--- Entries supplied ---

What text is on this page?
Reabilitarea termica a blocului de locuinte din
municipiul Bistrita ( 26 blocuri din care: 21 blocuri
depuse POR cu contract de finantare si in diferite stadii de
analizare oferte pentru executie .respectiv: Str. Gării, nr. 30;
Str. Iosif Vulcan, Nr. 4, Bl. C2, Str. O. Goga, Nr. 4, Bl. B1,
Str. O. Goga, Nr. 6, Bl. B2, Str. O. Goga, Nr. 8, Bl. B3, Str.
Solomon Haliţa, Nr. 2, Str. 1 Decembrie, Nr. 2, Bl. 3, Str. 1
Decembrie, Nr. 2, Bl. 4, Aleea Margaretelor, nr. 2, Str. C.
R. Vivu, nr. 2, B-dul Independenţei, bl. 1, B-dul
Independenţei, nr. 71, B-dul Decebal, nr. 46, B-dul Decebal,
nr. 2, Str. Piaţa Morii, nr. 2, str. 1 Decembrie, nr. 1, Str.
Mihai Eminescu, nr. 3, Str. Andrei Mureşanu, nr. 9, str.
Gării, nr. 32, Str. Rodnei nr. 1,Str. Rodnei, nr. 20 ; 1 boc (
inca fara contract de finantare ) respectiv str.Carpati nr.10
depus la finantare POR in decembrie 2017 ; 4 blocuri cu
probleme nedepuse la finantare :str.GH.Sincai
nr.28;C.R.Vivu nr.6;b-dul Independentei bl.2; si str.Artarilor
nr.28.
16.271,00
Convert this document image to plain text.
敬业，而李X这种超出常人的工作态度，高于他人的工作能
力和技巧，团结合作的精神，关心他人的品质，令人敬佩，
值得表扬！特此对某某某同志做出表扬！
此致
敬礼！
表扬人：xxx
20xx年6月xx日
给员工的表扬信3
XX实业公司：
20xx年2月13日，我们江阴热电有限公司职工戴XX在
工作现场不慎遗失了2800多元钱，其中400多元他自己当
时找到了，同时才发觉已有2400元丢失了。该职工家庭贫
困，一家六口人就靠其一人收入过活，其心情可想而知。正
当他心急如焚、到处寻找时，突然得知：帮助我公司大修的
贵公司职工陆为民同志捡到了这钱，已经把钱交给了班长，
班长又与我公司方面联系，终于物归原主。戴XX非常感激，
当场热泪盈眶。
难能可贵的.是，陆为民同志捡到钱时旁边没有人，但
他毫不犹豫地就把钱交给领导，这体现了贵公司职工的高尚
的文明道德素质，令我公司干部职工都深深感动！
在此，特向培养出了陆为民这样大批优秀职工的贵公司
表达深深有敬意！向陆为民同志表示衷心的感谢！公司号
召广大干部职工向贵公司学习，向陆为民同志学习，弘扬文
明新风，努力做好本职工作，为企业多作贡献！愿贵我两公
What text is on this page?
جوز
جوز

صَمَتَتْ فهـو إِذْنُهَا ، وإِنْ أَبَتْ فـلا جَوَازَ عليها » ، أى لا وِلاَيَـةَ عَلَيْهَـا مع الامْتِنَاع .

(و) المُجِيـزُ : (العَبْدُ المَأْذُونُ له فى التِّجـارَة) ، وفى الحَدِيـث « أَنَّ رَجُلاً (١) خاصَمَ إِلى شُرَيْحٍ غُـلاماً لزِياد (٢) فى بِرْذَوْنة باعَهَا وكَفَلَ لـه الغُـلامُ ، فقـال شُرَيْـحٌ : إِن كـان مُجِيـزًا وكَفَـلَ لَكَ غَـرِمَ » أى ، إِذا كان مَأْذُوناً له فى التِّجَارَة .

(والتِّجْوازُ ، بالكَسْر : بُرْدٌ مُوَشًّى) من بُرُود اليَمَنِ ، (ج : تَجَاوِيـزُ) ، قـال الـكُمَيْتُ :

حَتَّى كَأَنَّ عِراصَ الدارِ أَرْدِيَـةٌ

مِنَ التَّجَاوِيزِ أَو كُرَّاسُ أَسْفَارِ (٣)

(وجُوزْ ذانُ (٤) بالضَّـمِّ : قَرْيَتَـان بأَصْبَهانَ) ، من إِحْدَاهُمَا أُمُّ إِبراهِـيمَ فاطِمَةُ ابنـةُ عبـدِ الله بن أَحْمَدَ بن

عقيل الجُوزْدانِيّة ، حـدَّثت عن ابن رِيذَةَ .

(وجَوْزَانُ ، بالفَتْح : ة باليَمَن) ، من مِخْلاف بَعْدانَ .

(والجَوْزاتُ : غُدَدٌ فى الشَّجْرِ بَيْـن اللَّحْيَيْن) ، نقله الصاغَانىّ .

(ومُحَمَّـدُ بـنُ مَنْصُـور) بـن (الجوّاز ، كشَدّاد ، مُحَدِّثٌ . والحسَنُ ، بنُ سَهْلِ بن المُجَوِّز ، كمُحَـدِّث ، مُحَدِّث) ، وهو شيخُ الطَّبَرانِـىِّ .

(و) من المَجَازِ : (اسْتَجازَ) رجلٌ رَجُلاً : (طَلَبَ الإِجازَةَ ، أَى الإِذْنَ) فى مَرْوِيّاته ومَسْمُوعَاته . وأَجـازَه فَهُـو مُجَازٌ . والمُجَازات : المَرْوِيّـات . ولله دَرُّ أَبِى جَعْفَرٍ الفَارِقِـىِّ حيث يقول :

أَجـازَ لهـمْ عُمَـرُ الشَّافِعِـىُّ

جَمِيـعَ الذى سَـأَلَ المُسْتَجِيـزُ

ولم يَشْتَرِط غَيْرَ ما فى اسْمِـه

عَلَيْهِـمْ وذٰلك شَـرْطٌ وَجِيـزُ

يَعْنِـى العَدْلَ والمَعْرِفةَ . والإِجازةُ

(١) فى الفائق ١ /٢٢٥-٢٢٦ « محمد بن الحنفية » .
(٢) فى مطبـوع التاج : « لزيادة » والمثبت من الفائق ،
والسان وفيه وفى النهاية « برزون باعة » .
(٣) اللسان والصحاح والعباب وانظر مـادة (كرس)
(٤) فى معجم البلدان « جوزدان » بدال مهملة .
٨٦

---

### What the task requires
Report how many lines in the listing above include the word "Independenţei". Give nothing but the number.

### Written solution
2